Exercise objective - Present the following data again exactly as it is shown.

Dataset excerpts -
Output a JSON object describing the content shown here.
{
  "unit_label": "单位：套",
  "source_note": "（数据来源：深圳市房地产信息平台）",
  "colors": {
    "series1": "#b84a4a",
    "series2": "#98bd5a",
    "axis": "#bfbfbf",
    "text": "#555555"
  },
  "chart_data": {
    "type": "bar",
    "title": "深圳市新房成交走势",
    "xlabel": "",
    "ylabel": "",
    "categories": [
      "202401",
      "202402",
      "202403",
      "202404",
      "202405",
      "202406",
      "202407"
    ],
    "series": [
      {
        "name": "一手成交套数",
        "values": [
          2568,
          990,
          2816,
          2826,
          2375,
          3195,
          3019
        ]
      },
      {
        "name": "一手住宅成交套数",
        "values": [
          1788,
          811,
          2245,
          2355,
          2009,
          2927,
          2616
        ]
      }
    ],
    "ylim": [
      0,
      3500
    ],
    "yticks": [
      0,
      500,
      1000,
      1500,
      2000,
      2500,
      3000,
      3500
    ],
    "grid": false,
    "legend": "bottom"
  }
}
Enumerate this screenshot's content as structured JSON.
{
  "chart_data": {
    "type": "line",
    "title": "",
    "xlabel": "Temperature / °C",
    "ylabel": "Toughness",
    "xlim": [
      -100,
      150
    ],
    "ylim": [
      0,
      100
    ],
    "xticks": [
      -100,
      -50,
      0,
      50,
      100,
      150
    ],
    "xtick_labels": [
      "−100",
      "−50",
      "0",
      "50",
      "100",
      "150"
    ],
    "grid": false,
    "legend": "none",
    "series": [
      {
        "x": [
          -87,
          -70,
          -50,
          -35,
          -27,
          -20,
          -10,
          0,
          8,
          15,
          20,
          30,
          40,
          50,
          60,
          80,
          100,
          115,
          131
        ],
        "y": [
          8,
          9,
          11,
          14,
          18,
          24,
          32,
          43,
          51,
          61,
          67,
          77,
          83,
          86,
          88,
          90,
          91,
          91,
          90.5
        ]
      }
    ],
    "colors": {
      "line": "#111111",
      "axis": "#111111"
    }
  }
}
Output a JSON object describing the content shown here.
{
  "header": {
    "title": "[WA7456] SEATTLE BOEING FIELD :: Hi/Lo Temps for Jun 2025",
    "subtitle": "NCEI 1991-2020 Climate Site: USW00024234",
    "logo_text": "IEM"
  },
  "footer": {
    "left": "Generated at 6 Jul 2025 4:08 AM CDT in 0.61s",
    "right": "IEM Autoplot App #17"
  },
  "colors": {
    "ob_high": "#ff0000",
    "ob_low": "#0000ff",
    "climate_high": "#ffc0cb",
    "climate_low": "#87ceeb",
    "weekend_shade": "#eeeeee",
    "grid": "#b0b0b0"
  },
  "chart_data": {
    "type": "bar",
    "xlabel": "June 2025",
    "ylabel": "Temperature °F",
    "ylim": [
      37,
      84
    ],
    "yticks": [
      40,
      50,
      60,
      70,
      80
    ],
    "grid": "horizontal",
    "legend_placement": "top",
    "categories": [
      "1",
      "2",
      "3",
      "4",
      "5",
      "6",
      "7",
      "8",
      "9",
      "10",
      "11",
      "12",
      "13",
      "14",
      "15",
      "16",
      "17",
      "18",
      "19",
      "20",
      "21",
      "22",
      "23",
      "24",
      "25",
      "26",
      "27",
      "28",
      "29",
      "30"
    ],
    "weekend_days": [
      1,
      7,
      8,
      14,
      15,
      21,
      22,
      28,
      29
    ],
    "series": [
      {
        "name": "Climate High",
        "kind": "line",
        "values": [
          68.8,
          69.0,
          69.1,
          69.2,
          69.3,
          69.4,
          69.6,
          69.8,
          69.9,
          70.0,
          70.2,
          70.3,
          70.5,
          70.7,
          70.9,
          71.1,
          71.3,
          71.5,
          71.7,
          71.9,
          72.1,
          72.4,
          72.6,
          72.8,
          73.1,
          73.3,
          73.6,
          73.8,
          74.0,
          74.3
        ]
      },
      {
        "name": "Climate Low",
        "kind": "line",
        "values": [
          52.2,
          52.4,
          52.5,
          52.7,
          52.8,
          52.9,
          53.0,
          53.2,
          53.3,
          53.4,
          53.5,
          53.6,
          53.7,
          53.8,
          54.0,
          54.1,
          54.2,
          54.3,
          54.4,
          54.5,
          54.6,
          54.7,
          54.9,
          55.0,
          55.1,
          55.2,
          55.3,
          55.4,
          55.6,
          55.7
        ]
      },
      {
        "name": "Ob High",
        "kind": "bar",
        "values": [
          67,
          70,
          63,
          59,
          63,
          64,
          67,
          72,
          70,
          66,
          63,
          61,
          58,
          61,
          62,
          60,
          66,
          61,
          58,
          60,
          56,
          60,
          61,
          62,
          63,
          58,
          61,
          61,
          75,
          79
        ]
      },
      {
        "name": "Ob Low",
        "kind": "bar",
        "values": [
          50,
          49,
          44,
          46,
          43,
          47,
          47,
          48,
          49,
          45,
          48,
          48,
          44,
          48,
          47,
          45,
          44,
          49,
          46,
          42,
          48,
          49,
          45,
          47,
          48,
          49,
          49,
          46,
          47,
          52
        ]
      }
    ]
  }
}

Task solution -
Output a JSON object describing the content shown here.
{
  "unit_label": "单位：套",
  "source_note": "（数据来源：深圳市房地产信息平台）",
  "colors": {
    "series1": "#b84a4a",
    "series2": "#98bd5a",
    "axis": "#bfbfbf",
    "text": "#555555"
  },
  "chart_data": {
    "type": "bar",
    "title": "深圳市新房成交走势",
    "xlabel": "",
    "ylabel": "",
    "categories": [
      "202401",
      "202402",
      "202403",
      "202404",
      "202405",
      "202406",
      "202407"
    ],
    "series": [
      {
        "name": "一手成交套数",
        "values": [
          2568,
          990,
          2816,
          2826,
          2375,
          3195,
          3019
        ]
      },
      {
        "name": "一手住宅成交套数",
        "values": [
          1788,
          811,
          2245,
          2355,
          2009,
          2927,
          2616
        ]
      }
    ],
    "ylim": [
      0,
      3500
    ],
    "yticks": [
      0,
      500,
      1000,
      1500,
      2000,
      2500,
      3000,
      3500
    ],
    "grid": false,
    "legend": "bottom"
  }
}
Enumerate this screenshot's content as structured JSON.
{
  "chart_data": {
    "type": "line",
    "title": "",
    "xlabel": "Temperature / °C",
    "ylabel": "Toughness",
    "xlim": [
      -100,
      150
    ],
    "ylim": [
      0,
      100
    ],
    "xticks": [
      -100,
      -50,
      0,
      50,
      100,
      150
    ],
    "xtick_labels": [
      "−100",
      "−50",
      "0",
      "50",
      "100",
      "150"
    ],
    "grid": false,
    "legend": "none",
    "series": [
      {
        "x": [
          -87,
          -70,
          -50,
          -35,
          -27,
          -20,
          -10,
          0,
          8,
          15,
          20,
          30,
          40,
          50,
          60,
          80,
          100,
          115,
          131
        ],
        "y": [
          8,
          9,
          11,
          14,
          18,
          24,
          32,
          43,
          51,
          61,
          67,
          77,
          83,
          86,
          88,
          90,
          91,
          91,
          90.5
        ]
      }
    ],
    "colors": {
      "line": "#111111",
      "axis": "#111111"
    }
  }
}
Output a JSON object describing the content shown here.
{
  "header": {
    "title": "[WA7456] SEATTLE BOEING FIELD :: Hi/Lo Temps for Jun 2025",
    "subtitle": "NCEI 1991-2020 Climate Site: USW00024234",
    "logo_text": "IEM"
  },
  "footer": {
    "left": "Generated at 6 Jul 2025 4:08 AM CDT in 0.61s",
    "right": "IEM Autoplot App #17"
  },
  "colors": {
    "ob_high": "#ff0000",
    "ob_low": "#0000ff",
    "climate_high": "#ffc0cb",
    "climate_low": "#87ceeb",
    "weekend_shade": "#eeeeee",
    "grid": "#b0b0b0"
  },
  "chart_data": {
    "type": "bar",
    "xlabel": "June 2025",
    "ylabel": "Temperature °F",
    "ylim": [
      37,
      84
    ],
    "yticks": [
      40,
      50,
      60,
      70,
      80
    ],
    "grid": "horizontal",
    "legend_placement": "top",
    "categories": [
      "1",
      "2",
      "3",
      "4",
      "5",
      "6",
      "7",
      "8",
      "9",
      "10",
      "11",
      "12",
      "13",
      "14",
      "15",
      "16",
      "17",
      "18",
      "19",
      "20",
      "21",
      "22",
      "23",
      "24",
      "25",
      "26",
      "27",
      "28",
      "29",
      "30"
    ],
    "weekend_days": [
      1,
      7,
      8,
      14,
      15,
      21,
      22,
      28,
      29
    ],
    "series": [
      {
        "name": "Climate High",
        "kind": "line",
        "values": [
          68.8,
          69.0,
          69.1,
          69.2,
          69.3,
          69.4,
          69.6,
          69.8,
          69.9,
          70.0,
          70.2,
          70.3,
          70.5,
          70.7,
          70.9,
          71.1,
          71.3,
          71.5,
          71.7,
          71.9,
          72.1,
          72.4,
          72.6,
          72.8,
          73.1,
          73.3,
          73.6,
          73.8,
          74.0,
          74.3
        ]
      },
      {
        "name": "Climate Low",
        "kind": "line",
        "values": [
          52.2,
          52.4,
          52.5,
          52.7,
          52.8,
          52.9,
          53.0,
          53.2,
          53.3,
          53.4,
          53.5,
          53.6,
          53.7,
          53.8,
          54.0,
          54.1,
          54.2,
          54.3,
          54.4,
          54.5,
          54.6,
          54.7,
          54.9,
          55.0,
          55.1,
          55.2,
          55.3,
          55.4,
          55.6,
          55.7
        ]
      },
      {
        "name": "Ob High",
        "kind": "bar",
        "values": [
          67,
          70,
          63,
          59,
          63,
          64,
          67,
          72,
          70,
          66,
          63,
          61,
          58,
          61,
          62,
          60,
          66,
          61,
          58,
          60,
          56,
          60,
          61,
          62,
          63,
          58,
          61,
          61,
          75,
          79
        ]
      },
      {
        "name": "Ob Low",
        "kind": "bar",
        "values": [
          50,
          49,
          44,
          46,
          43,
          47,
          47,
          48,
          49,
          45,
          48,
          48,
          44,
          48,
          47,
          45,
          44,
          49,
          46,
          42,
          48,
          49,
          45,
          47,
          48,
          49,
          49,
          46,
          47,
          52
        ]
      }
    ]
  }
}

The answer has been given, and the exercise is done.